• DIRECTIONS: Each line containing the word "log₁₀" must be collected.

**** DATA PROVIDED ****

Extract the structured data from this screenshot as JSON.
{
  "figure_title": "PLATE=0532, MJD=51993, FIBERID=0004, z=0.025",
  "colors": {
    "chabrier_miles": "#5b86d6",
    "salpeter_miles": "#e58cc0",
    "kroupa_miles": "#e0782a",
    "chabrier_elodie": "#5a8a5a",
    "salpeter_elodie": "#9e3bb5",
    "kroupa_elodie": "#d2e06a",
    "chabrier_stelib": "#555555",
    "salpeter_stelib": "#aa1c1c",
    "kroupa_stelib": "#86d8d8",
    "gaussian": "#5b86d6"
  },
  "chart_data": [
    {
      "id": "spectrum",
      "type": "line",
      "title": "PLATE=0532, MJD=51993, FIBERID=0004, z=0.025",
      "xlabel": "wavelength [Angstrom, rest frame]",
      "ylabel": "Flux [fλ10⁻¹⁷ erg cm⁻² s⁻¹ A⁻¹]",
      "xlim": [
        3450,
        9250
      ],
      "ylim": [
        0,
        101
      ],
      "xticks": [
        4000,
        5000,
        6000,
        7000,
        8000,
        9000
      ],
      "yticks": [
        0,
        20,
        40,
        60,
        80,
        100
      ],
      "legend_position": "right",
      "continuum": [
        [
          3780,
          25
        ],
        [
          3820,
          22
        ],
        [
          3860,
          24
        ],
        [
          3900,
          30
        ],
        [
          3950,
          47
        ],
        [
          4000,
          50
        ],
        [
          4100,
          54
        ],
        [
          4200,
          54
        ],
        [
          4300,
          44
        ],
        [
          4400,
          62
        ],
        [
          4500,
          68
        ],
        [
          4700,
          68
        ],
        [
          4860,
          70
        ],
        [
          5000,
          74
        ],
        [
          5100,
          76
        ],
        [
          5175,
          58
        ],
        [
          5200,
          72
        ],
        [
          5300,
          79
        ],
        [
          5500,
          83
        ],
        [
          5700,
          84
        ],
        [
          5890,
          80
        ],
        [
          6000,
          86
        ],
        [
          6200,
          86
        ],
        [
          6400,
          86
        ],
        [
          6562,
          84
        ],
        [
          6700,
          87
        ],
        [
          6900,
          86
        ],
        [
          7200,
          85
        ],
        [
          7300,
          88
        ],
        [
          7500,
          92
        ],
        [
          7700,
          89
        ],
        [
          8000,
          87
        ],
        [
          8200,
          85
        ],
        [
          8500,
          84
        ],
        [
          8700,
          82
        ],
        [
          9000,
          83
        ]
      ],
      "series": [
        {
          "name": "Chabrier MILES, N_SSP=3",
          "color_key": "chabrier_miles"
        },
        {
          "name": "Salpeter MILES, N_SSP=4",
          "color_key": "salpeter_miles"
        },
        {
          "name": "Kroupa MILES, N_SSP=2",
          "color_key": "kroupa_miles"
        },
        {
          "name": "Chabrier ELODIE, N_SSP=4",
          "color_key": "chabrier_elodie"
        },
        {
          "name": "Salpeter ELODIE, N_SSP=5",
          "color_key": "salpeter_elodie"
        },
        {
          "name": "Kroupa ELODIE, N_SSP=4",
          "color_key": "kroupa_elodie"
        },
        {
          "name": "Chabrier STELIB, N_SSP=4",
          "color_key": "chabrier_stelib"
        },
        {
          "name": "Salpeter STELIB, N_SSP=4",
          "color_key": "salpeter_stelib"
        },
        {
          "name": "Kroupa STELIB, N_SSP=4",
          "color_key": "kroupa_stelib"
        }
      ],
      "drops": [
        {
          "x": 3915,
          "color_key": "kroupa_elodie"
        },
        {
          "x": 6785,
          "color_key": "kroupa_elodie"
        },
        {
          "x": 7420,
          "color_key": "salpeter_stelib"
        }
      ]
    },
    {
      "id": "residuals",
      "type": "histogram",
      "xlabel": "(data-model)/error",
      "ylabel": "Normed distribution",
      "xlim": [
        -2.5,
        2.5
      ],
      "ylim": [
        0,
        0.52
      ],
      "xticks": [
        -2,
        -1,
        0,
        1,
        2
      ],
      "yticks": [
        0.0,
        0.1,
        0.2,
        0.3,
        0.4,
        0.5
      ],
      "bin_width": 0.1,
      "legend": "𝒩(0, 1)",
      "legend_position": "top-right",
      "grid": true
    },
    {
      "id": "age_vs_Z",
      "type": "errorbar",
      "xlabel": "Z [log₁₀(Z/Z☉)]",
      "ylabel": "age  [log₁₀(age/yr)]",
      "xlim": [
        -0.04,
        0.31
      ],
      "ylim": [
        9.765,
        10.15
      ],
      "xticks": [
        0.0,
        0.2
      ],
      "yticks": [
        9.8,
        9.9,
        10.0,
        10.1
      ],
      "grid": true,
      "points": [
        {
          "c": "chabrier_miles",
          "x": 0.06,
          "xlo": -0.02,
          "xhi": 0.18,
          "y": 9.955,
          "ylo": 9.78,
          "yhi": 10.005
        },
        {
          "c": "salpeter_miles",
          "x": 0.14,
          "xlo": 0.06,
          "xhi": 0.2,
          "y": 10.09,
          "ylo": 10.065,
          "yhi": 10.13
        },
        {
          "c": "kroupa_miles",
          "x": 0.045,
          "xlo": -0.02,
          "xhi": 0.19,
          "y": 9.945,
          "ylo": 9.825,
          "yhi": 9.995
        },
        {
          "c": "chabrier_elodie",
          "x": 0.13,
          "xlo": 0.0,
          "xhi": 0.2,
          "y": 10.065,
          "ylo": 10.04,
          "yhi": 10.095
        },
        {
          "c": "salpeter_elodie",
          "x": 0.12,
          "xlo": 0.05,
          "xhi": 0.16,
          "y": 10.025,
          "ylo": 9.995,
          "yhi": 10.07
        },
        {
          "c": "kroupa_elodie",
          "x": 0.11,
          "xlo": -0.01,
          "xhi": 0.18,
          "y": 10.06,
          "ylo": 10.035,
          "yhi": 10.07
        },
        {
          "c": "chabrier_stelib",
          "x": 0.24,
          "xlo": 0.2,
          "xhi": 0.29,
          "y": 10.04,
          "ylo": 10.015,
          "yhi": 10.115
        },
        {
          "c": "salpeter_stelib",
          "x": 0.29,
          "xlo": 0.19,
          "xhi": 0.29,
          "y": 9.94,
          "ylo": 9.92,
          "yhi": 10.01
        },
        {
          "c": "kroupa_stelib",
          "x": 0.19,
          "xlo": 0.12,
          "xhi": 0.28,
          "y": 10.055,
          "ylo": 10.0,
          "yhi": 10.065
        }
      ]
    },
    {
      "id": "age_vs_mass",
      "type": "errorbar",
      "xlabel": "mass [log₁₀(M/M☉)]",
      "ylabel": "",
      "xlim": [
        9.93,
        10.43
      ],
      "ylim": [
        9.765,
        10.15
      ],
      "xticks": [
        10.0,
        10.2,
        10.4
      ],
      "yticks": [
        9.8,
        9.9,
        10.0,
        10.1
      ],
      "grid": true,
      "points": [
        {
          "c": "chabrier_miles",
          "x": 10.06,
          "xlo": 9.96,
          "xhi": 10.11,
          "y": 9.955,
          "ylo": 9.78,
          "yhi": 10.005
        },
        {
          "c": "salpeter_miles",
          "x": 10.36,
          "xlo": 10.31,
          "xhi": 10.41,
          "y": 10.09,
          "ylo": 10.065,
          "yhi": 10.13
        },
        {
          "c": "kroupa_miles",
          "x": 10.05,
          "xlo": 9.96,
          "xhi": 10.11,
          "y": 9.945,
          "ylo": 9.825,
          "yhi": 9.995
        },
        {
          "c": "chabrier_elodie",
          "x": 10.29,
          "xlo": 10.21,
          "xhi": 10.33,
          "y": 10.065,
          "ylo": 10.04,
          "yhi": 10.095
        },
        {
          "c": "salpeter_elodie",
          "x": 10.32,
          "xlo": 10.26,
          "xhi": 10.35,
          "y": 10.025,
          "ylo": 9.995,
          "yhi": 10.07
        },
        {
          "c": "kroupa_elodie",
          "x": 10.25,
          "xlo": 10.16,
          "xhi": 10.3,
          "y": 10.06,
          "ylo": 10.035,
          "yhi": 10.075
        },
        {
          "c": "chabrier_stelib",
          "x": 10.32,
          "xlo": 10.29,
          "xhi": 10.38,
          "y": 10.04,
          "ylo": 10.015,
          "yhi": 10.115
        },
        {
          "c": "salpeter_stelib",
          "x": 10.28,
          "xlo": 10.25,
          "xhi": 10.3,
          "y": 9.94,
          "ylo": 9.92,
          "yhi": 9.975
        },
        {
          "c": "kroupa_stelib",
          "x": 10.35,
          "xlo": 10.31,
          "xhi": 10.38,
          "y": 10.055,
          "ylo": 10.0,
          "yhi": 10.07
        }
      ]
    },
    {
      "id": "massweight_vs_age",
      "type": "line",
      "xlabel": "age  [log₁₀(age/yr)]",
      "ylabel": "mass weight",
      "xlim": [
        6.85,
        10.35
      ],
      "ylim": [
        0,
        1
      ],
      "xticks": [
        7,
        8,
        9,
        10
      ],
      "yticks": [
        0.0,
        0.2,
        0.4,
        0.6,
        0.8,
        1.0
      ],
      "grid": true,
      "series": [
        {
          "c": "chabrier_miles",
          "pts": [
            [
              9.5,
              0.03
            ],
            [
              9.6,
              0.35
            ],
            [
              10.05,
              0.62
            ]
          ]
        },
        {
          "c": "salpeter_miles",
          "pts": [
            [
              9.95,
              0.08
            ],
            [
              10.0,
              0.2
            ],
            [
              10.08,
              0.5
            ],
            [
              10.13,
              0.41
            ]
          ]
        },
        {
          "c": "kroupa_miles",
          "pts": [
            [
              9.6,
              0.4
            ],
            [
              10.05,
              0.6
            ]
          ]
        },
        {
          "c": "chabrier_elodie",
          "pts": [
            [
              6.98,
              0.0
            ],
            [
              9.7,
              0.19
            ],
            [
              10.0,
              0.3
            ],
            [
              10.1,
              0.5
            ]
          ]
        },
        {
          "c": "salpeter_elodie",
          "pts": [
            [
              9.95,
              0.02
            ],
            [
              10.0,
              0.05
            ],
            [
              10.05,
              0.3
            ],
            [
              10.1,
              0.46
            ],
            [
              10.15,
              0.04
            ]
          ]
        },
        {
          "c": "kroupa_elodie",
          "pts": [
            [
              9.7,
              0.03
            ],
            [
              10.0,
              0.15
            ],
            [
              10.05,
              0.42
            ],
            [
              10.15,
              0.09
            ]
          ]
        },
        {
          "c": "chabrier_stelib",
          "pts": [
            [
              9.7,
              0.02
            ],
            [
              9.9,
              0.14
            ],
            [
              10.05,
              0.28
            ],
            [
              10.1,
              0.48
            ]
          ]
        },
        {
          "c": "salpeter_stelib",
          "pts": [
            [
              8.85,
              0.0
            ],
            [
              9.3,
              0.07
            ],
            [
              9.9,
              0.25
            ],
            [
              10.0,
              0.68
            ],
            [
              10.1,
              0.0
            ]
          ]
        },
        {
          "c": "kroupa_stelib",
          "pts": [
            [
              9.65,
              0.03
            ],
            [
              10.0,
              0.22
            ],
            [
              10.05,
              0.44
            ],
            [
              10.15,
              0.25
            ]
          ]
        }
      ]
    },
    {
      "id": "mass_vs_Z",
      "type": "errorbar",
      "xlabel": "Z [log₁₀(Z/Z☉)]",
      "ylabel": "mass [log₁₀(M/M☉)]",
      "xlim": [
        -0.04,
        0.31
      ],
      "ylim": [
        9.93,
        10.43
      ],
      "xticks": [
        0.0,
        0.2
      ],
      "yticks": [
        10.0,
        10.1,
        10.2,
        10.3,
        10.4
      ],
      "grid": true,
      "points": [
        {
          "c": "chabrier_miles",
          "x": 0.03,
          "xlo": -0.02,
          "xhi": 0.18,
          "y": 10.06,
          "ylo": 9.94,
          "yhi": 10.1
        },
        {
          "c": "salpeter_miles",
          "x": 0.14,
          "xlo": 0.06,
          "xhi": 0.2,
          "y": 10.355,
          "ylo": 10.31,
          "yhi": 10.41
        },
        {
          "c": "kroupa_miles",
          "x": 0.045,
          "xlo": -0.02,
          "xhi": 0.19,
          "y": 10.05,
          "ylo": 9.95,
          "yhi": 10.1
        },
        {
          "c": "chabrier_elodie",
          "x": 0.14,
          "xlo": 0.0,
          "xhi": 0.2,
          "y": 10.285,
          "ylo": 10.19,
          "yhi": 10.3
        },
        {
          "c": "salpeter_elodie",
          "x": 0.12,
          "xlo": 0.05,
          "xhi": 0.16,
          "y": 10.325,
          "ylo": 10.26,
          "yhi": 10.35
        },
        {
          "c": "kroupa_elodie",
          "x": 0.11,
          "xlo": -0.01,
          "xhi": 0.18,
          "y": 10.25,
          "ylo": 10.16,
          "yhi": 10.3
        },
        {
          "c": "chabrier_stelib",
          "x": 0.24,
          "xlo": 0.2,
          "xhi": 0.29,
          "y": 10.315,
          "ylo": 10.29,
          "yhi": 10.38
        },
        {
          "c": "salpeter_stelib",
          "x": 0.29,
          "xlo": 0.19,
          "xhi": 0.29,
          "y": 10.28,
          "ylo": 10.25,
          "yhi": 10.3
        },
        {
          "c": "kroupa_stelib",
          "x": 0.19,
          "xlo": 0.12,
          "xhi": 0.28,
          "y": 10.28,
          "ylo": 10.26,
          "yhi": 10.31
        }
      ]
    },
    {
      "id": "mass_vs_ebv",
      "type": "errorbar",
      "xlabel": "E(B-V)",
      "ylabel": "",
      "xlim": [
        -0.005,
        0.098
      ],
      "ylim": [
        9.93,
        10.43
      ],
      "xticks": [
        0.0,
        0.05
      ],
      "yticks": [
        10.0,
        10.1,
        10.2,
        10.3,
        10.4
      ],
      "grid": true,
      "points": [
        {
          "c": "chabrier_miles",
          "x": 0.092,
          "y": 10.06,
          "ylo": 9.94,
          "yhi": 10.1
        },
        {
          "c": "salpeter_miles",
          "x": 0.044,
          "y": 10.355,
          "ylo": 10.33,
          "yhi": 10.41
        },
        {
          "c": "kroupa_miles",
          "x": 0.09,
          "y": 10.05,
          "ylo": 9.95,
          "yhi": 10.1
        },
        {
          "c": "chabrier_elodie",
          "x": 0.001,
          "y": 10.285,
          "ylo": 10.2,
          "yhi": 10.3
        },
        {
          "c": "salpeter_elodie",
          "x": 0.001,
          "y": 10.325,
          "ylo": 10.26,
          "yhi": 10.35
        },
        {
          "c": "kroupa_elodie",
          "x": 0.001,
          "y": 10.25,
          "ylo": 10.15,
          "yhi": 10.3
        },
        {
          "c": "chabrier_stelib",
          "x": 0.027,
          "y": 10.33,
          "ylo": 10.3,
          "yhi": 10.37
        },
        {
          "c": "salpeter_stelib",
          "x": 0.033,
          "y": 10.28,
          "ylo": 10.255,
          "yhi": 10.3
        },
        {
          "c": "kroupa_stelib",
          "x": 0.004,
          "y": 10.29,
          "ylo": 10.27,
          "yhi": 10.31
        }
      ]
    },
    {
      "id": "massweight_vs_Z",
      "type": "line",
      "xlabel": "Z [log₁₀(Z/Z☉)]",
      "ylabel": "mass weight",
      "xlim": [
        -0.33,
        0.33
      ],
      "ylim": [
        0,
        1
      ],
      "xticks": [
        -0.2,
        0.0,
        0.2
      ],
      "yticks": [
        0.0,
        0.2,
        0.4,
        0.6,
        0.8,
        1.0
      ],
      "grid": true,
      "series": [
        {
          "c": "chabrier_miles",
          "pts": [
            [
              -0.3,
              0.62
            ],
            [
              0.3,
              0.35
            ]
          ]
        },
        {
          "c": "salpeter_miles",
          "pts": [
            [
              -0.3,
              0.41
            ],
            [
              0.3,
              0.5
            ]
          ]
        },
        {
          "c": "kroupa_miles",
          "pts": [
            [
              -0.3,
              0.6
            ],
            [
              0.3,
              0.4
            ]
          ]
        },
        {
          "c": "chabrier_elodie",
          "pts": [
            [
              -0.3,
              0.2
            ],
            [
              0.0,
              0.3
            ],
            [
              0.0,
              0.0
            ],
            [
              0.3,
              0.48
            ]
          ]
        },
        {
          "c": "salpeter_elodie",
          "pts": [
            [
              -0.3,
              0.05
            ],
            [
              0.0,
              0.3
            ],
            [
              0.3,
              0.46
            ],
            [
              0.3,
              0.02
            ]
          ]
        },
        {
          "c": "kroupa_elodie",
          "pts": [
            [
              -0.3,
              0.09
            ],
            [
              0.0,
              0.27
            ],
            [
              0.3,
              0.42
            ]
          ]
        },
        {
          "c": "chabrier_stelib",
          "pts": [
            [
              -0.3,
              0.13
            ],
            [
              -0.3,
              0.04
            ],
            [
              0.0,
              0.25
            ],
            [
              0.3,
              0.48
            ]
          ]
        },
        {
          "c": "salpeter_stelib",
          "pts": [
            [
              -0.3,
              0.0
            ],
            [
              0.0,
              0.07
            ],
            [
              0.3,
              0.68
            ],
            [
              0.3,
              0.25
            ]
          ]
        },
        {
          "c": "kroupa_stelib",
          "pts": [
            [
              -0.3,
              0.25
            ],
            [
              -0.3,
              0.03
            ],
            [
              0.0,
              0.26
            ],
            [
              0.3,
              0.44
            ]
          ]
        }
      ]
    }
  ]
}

****

• ANSWER TO THE TASK:
      "xlabel": "Z [log₁₀(Z/Z☉)]",
      "ylabel": "age  [log₁₀(age/yr)]",
      "xlabel": "mass [log₁₀(M/M☉)]",
      "xlabel": "age  [log₁₀(age/yr)]",
      "xlabel": "Z [log₁₀(Z/Z☉)]",
      "ylabel": "mass [log₁₀(M/M☉)]",
      "xlabel": "Z [log₁₀(Z/Z☉)]",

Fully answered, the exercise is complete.